WORK TO DO: Return all lines where the word "text" can be found.

* * *

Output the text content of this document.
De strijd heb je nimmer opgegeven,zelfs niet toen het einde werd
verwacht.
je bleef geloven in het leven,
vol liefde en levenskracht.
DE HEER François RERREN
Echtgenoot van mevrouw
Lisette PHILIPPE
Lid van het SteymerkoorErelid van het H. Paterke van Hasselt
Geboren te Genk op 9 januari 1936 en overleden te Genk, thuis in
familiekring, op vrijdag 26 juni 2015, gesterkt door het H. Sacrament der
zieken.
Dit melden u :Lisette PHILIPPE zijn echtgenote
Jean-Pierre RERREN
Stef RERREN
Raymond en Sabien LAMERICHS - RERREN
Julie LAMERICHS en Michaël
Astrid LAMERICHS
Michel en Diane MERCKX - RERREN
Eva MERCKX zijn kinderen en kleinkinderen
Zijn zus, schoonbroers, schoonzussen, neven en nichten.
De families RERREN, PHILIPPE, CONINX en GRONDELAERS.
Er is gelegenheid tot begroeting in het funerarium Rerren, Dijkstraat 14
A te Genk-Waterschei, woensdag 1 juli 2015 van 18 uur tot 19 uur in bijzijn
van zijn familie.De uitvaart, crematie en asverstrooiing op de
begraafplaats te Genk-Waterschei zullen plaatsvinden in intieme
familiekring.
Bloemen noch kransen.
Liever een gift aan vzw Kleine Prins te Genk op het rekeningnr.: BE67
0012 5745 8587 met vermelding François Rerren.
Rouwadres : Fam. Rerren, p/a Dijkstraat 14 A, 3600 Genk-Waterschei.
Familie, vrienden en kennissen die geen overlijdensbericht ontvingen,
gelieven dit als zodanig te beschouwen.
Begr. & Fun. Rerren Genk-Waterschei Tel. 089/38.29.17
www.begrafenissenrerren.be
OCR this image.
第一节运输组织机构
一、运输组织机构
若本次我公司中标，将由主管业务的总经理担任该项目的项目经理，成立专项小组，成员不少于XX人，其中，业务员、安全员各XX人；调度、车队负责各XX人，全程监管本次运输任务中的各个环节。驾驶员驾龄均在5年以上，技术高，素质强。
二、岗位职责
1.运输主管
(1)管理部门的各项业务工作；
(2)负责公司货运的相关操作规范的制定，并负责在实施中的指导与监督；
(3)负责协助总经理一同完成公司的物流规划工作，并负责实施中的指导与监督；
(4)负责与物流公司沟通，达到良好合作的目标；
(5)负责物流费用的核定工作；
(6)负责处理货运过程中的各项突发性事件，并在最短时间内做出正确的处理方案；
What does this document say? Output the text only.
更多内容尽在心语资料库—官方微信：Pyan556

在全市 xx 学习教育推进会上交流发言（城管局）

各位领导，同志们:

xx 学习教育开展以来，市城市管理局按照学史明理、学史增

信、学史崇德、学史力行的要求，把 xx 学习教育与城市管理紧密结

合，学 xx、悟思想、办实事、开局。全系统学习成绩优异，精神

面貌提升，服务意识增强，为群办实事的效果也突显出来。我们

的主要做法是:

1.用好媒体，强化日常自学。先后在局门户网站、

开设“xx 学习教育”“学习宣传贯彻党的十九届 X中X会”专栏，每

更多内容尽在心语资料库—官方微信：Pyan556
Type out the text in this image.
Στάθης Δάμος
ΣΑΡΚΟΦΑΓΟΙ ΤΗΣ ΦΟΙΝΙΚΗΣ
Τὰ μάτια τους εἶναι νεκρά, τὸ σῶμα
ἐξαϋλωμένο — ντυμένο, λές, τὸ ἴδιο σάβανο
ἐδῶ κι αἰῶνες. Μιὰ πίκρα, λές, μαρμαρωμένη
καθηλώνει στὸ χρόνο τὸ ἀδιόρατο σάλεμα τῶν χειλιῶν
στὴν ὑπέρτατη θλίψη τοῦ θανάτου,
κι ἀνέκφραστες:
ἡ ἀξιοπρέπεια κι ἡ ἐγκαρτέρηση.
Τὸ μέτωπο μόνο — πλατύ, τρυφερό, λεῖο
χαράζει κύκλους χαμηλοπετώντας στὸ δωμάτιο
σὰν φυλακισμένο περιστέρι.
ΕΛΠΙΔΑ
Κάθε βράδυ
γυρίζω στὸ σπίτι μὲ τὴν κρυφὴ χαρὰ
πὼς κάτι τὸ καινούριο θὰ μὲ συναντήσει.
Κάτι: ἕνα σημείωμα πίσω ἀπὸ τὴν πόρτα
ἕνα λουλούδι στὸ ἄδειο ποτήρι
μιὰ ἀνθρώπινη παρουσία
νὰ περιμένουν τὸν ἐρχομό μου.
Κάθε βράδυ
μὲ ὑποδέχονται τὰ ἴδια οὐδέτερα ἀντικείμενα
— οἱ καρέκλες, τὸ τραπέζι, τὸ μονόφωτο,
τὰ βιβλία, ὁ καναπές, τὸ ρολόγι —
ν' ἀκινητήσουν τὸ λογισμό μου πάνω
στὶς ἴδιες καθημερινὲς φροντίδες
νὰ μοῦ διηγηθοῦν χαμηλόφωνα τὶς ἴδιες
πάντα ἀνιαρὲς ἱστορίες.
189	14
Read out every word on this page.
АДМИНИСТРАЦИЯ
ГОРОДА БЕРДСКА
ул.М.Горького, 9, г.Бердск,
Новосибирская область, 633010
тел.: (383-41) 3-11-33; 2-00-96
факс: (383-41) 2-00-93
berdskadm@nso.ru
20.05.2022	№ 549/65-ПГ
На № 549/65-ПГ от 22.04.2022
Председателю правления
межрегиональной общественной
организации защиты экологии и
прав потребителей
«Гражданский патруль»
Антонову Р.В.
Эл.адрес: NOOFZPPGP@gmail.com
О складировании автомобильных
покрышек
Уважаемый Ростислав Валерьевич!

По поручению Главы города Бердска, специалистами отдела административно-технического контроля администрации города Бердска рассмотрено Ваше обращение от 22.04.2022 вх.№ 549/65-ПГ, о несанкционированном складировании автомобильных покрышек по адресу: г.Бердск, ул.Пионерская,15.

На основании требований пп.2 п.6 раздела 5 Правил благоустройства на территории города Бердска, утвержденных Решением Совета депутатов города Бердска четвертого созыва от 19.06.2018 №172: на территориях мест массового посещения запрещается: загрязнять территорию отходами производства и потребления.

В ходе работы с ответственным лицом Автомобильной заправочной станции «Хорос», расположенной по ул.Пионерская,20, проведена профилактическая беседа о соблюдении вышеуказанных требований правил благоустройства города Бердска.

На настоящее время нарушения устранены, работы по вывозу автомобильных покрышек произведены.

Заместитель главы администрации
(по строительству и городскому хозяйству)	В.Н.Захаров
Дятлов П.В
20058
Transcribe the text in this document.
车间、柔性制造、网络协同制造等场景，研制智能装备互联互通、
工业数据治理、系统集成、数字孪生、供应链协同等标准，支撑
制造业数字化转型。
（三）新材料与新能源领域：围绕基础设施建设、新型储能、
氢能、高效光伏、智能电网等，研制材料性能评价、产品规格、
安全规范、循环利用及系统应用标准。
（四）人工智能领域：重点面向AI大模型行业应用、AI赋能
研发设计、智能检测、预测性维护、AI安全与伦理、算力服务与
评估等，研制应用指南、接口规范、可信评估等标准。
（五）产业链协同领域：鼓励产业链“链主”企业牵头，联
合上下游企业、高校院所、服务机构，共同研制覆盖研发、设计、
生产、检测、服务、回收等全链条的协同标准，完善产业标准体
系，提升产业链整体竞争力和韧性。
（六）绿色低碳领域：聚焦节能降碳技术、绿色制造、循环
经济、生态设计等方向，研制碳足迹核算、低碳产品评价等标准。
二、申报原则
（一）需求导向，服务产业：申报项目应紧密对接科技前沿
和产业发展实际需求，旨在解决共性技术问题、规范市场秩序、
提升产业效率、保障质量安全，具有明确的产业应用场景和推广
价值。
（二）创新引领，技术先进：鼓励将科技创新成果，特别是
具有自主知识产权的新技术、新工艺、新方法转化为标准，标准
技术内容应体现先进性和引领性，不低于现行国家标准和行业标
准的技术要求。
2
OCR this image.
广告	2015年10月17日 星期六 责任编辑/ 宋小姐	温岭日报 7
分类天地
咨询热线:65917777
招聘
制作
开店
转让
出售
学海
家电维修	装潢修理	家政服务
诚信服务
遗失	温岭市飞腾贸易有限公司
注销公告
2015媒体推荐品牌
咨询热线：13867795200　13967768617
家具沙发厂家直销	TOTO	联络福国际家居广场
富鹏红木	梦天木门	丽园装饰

* * *

ANSWER FOR THE TASK:
Output the text content of this document.
What does this document say? Output the text only.
Type out the text in this image.
Transcribe the text in this document.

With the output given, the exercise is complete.